▸ PROBLEM DESCRIPTION: Rewrite the lines from the one containing "data-point [269,169,274,174]" through the one containing "data-point [487,169,493,174]", changing "data-point" to "marker" and leaving everything else as it is.

▸ LISTED RECORDS:
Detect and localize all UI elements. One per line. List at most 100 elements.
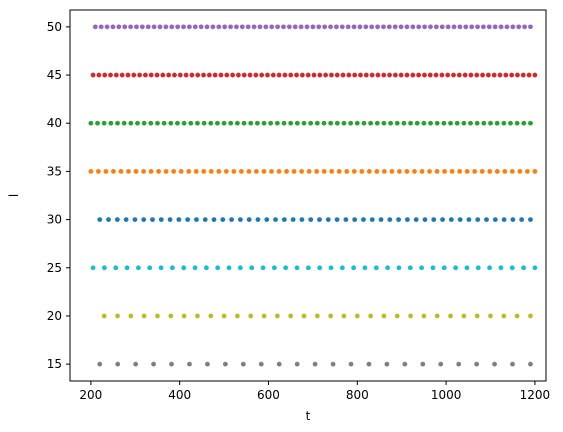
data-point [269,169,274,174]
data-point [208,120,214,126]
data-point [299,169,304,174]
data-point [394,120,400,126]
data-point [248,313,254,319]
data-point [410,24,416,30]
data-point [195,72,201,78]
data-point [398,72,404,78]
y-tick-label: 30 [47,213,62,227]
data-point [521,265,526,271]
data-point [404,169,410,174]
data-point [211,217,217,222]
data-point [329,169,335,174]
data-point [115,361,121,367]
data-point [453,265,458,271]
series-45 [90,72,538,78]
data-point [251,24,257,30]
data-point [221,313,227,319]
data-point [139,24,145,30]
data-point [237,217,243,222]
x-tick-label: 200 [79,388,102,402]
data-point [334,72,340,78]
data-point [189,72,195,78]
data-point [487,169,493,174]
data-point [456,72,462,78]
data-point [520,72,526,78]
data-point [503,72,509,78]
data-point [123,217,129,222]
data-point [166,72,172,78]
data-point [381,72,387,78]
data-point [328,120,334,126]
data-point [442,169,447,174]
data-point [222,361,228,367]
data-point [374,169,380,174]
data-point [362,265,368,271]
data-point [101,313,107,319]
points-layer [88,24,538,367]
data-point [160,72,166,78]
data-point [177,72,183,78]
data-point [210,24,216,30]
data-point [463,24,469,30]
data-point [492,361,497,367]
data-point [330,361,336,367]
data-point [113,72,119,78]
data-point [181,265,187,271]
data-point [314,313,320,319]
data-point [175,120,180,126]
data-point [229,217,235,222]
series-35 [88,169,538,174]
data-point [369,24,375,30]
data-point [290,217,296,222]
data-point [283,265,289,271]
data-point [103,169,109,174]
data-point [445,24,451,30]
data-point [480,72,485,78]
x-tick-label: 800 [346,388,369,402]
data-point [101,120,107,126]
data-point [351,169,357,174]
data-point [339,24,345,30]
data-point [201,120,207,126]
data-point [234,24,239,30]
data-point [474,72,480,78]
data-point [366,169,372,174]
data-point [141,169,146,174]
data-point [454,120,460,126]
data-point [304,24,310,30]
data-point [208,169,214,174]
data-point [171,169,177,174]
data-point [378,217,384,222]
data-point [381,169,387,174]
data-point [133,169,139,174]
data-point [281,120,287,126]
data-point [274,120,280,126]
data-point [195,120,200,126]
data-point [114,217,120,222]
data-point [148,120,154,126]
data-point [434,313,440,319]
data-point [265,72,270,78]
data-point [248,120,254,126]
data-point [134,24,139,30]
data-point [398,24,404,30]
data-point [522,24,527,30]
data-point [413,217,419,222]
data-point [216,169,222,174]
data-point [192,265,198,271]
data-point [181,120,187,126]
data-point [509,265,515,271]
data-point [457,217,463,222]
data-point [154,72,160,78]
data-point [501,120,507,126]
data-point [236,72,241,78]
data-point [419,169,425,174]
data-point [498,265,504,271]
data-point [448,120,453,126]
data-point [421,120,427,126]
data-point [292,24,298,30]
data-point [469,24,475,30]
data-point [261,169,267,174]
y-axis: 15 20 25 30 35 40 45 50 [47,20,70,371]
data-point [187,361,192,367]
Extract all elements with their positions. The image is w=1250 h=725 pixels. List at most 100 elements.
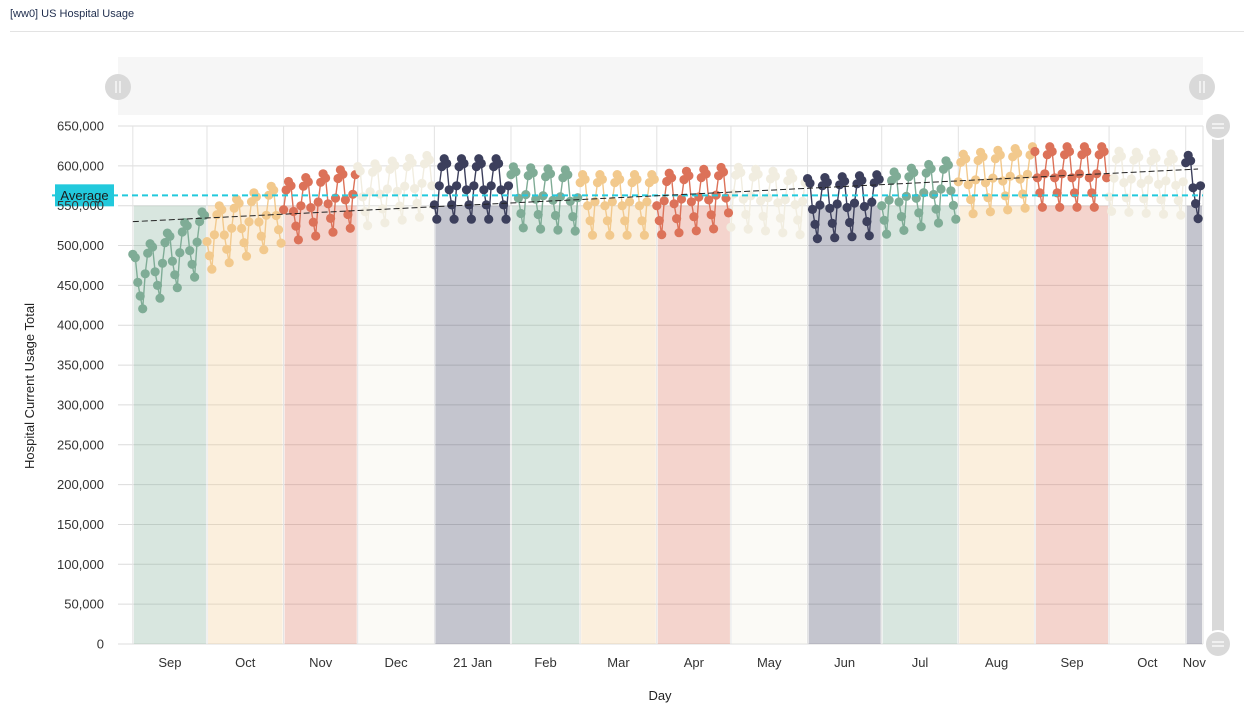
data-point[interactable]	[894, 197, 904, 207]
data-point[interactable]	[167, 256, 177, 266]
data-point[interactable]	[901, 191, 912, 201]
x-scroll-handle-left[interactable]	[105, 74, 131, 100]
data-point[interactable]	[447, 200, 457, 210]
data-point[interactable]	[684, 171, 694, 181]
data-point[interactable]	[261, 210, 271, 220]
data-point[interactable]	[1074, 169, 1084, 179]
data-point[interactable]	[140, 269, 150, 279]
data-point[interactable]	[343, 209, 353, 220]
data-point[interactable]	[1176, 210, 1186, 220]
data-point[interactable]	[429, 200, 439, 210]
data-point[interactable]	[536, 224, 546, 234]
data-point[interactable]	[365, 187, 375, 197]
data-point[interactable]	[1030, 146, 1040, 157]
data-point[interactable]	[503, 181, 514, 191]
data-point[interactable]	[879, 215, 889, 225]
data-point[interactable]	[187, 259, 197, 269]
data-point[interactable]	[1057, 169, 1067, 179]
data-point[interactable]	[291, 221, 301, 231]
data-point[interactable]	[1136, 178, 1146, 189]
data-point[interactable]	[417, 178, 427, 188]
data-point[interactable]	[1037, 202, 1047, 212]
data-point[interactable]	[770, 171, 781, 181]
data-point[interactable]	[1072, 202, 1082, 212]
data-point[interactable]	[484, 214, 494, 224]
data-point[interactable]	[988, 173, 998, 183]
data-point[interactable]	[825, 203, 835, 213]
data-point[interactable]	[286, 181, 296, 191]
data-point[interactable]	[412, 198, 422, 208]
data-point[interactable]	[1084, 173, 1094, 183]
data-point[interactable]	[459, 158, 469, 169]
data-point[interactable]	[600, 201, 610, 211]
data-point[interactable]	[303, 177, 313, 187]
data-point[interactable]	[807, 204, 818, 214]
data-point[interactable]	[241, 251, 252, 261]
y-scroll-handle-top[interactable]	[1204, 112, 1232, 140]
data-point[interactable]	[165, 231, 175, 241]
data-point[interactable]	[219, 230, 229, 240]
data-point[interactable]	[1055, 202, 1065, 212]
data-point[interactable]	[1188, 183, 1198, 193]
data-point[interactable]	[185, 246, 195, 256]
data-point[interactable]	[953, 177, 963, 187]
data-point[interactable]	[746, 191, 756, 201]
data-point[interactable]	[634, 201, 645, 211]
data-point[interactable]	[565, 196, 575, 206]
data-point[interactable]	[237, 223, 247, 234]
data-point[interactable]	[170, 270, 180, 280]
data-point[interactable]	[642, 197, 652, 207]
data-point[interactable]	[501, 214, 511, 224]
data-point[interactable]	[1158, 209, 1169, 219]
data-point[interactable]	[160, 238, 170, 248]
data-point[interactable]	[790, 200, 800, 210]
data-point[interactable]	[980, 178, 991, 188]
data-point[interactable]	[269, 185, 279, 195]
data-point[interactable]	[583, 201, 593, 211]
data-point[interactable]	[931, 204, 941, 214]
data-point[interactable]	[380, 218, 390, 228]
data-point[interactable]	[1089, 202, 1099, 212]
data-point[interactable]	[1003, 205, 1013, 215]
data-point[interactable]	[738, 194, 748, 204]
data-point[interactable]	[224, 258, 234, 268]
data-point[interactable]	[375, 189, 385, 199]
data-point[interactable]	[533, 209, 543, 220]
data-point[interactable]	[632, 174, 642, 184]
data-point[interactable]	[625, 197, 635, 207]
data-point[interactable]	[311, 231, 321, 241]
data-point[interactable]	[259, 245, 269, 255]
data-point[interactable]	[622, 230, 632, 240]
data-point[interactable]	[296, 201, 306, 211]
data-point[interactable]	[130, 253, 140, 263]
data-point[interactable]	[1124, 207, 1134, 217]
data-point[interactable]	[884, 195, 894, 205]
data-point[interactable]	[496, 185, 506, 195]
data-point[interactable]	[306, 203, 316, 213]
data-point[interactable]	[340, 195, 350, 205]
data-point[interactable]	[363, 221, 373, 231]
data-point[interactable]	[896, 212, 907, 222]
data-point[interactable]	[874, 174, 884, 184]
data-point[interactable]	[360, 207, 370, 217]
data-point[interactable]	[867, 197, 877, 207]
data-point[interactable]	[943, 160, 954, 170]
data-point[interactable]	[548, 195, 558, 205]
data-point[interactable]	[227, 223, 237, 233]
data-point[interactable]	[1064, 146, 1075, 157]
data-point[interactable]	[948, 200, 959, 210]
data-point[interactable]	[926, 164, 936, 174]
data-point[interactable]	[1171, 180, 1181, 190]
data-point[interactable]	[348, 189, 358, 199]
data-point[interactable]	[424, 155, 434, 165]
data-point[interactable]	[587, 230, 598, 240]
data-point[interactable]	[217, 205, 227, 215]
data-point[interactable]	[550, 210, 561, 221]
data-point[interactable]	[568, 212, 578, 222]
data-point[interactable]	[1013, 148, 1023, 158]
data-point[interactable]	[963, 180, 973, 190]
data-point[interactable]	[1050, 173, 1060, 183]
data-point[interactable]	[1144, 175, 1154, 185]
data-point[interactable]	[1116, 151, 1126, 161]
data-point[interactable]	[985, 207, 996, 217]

--

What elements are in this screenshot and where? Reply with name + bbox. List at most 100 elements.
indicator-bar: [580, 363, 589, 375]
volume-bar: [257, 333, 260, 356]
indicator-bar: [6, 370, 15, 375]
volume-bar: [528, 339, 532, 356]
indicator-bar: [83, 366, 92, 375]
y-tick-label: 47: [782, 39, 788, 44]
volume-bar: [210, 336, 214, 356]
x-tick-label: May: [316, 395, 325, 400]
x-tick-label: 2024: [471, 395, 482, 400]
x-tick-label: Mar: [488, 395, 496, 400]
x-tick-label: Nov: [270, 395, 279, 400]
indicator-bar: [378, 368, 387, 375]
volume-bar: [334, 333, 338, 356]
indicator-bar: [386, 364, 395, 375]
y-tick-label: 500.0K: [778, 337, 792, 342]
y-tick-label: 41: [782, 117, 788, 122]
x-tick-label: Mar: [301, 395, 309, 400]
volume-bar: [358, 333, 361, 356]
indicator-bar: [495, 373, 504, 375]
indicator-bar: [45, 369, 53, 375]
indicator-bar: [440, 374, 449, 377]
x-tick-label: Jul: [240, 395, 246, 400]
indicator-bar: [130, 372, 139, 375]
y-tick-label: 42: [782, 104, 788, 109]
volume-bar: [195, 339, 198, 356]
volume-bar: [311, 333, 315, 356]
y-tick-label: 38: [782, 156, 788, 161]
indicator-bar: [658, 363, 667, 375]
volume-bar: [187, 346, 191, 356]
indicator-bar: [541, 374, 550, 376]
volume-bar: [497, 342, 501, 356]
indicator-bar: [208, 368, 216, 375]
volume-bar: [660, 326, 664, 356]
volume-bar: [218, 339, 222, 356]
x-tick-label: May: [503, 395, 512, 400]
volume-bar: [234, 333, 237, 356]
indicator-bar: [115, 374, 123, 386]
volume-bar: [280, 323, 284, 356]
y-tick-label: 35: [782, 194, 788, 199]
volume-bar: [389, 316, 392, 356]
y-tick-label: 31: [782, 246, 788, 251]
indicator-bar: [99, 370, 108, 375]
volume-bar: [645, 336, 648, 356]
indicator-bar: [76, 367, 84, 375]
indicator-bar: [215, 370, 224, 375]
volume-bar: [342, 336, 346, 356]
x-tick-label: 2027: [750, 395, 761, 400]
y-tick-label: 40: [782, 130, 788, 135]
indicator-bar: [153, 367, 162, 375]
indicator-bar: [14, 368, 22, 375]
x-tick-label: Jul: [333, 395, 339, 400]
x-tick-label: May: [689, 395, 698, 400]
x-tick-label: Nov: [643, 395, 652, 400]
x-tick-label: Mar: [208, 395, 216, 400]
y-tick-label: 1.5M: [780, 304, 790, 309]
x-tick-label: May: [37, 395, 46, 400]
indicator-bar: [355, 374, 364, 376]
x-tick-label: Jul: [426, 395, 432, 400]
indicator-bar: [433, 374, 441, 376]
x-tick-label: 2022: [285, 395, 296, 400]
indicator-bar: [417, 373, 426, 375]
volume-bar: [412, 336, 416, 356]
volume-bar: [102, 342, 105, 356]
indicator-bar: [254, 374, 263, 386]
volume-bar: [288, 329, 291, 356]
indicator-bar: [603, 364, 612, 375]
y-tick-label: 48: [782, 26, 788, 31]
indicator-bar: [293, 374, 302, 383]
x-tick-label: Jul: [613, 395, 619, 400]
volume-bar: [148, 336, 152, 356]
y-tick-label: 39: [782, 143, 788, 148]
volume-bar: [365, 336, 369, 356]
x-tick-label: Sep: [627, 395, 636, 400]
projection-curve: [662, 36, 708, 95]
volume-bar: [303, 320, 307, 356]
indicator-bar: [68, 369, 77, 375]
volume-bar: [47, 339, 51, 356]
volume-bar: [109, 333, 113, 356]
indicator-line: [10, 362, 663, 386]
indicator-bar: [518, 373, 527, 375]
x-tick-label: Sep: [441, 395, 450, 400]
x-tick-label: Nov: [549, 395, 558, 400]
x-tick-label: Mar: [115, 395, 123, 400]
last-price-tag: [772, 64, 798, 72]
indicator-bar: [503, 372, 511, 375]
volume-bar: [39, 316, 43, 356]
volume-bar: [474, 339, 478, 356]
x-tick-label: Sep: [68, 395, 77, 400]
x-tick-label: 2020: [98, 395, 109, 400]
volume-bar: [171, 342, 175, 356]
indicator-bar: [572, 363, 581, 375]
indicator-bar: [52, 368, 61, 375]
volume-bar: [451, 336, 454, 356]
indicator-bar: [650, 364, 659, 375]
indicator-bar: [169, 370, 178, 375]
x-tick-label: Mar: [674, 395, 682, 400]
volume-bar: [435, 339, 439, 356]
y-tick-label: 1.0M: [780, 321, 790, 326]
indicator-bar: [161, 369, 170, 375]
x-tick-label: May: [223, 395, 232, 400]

▸ RESULT OF THIS EXERCISE:
marker [269,169,274,174]
marker [208,120,214,126]
marker [299,169,304,174]
marker [394,120,400,126]
marker [248,313,254,319]
marker [410,24,416,30]
marker [195,72,201,78]
marker [398,72,404,78]
y-tick-label: 30 [47,213,62,227]
marker [521,265,526,271]
marker [404,169,410,174]
marker [211,217,217,222]
marker [329,169,335,174]
marker [115,361,121,367]
marker [453,265,458,271]
series-45 [90,72,538,78]
marker [251,24,257,30]
marker [221,313,227,319]
marker [139,24,145,30]
marker [237,217,243,222]
x-tick-label: 200 [79,388,102,402]
marker [334,72,340,78]
marker [189,72,195,78]
marker [487,169,493,174]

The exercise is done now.